Data records:
* START *

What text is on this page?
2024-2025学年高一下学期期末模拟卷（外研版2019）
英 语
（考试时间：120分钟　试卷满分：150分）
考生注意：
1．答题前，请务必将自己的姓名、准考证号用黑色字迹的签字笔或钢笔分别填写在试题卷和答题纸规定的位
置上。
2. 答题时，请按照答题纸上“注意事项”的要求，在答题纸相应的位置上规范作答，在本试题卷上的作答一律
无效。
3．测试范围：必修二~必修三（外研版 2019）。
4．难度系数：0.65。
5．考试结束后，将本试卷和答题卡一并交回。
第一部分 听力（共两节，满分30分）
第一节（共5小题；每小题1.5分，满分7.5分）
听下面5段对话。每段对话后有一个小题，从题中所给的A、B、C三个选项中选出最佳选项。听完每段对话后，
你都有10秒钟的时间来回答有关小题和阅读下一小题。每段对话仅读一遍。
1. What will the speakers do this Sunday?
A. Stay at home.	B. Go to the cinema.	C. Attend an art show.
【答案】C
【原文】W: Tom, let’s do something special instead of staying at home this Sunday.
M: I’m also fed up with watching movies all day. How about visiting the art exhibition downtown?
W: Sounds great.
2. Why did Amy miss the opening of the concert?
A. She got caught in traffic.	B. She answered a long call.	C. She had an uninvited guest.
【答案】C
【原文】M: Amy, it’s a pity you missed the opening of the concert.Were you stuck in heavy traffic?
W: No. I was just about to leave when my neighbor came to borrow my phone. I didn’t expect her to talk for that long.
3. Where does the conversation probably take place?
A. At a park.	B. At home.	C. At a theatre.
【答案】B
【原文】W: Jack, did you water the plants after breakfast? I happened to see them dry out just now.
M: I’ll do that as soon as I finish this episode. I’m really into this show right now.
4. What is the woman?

* END *

- [Exercise description]: Of all the lines in the material above, how many contain the word "What"? Give only the count.

- [Written solution]: 3